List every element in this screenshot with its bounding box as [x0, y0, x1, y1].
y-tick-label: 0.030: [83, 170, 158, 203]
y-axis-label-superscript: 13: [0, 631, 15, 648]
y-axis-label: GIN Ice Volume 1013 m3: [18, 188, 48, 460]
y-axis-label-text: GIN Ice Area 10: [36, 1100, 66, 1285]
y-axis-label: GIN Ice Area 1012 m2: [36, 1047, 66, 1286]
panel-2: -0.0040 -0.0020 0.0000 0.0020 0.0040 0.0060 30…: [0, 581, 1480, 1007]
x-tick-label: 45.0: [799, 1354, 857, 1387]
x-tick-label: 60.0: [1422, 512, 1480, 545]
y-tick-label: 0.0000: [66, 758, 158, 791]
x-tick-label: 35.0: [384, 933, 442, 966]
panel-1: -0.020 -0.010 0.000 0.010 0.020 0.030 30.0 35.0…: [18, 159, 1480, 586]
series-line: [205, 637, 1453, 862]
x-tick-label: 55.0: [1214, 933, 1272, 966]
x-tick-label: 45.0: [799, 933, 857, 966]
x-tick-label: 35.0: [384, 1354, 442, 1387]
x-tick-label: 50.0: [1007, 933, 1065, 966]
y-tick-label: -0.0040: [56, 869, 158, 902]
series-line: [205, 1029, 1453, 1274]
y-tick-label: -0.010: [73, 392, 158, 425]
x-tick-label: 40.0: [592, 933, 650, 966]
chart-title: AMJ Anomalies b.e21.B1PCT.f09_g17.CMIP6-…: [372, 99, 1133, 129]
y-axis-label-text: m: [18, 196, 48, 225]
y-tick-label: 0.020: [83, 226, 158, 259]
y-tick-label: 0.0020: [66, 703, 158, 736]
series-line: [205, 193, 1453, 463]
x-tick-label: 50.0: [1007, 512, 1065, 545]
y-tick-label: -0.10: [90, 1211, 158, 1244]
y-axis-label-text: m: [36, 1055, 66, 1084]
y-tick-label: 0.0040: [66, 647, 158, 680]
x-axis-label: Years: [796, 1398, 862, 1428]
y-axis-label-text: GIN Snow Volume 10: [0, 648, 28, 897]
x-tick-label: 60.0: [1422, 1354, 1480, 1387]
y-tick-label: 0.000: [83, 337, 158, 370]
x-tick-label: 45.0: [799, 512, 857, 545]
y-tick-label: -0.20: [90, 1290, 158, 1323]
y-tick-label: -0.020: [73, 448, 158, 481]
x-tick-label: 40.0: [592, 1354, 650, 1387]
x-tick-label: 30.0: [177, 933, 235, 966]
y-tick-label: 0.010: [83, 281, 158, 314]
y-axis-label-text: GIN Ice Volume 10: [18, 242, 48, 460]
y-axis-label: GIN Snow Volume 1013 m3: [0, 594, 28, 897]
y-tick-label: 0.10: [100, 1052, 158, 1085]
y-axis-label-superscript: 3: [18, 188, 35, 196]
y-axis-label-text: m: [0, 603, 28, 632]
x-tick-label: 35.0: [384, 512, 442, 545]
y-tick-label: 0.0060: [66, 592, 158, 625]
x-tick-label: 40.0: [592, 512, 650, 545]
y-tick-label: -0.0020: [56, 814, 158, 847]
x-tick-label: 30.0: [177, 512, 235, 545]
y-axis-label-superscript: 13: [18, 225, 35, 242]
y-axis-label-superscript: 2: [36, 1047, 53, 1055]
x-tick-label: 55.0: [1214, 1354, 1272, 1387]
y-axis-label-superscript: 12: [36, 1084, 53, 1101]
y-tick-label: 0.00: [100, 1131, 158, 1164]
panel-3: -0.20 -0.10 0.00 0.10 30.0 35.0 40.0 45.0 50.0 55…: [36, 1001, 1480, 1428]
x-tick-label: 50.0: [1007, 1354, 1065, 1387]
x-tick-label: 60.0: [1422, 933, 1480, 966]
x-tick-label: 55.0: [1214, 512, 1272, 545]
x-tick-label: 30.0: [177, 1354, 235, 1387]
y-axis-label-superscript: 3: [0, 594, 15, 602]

> **Given request**
Reproduce the listing above without any changes, from its first line through the line containing "y-tick-label: 0.010: [83, 281, 158, 314]", with both of those lines included.

> **Response**
List every element in this screenshot with its bounding box as [x0, y0, x1, y1].
y-tick-label: 0.030: [83, 170, 158, 203]
y-axis-label-superscript: 13: [0, 631, 15, 648]
y-axis-label: GIN Ice Volume 1013 m3: [18, 188, 48, 460]
y-axis-label-text: GIN Ice Area 10: [36, 1100, 66, 1285]
y-axis-label: GIN Ice Area 1012 m2: [36, 1047, 66, 1286]
panel-2: -0.0040 -0.0020 0.0000 0.0020 0.0040 0.0060 30…: [0, 581, 1480, 1007]
x-tick-label: 45.0: [799, 1354, 857, 1387]
x-tick-label: 60.0: [1422, 512, 1480, 545]
y-tick-label: 0.0000: [66, 758, 158, 791]
x-tick-label: 35.0: [384, 933, 442, 966]
panel-1: -0.020 -0.010 0.000 0.010 0.020 0.030 30.0 35.0…: [18, 159, 1480, 586]
series-line: [205, 637, 1453, 862]
x-tick-label: 55.0: [1214, 933, 1272, 966]
x-tick-label: 45.0: [799, 933, 857, 966]
x-tick-label: 35.0: [384, 1354, 442, 1387]
x-tick-label: 50.0: [1007, 933, 1065, 966]
y-tick-label: -0.0040: [56, 869, 158, 902]
series-line: [205, 1029, 1453, 1274]
y-tick-label: -0.010: [73, 392, 158, 425]
x-tick-label: 40.0: [592, 933, 650, 966]
chart-title: AMJ Anomalies b.e21.B1PCT.f09_g17.CMIP6-…: [372, 99, 1133, 129]
y-axis-label-text: m: [18, 196, 48, 225]
y-tick-label: 0.020: [83, 226, 158, 259]
y-tick-label: 0.0020: [66, 703, 158, 736]
series-line: [205, 193, 1453, 463]
x-tick-label: 50.0: [1007, 512, 1065, 545]
y-tick-label: -0.10: [90, 1211, 158, 1244]
y-axis-label-text: m: [36, 1055, 66, 1084]
y-tick-label: 0.0040: [66, 647, 158, 680]
x-axis-label: Years: [796, 1398, 862, 1428]
y-axis-label-text: GIN Snow Volume 10: [0, 648, 28, 897]
x-tick-label: 60.0: [1422, 1354, 1480, 1387]
y-tick-label: 0.000: [83, 337, 158, 370]
x-tick-label: 45.0: [799, 512, 857, 545]
y-tick-label: -0.20: [90, 1290, 158, 1323]
y-tick-label: -0.020: [73, 448, 158, 481]
x-tick-label: 40.0: [592, 1354, 650, 1387]
x-tick-label: 30.0: [177, 933, 235, 966]
y-tick-label: 0.010: [83, 281, 158, 314]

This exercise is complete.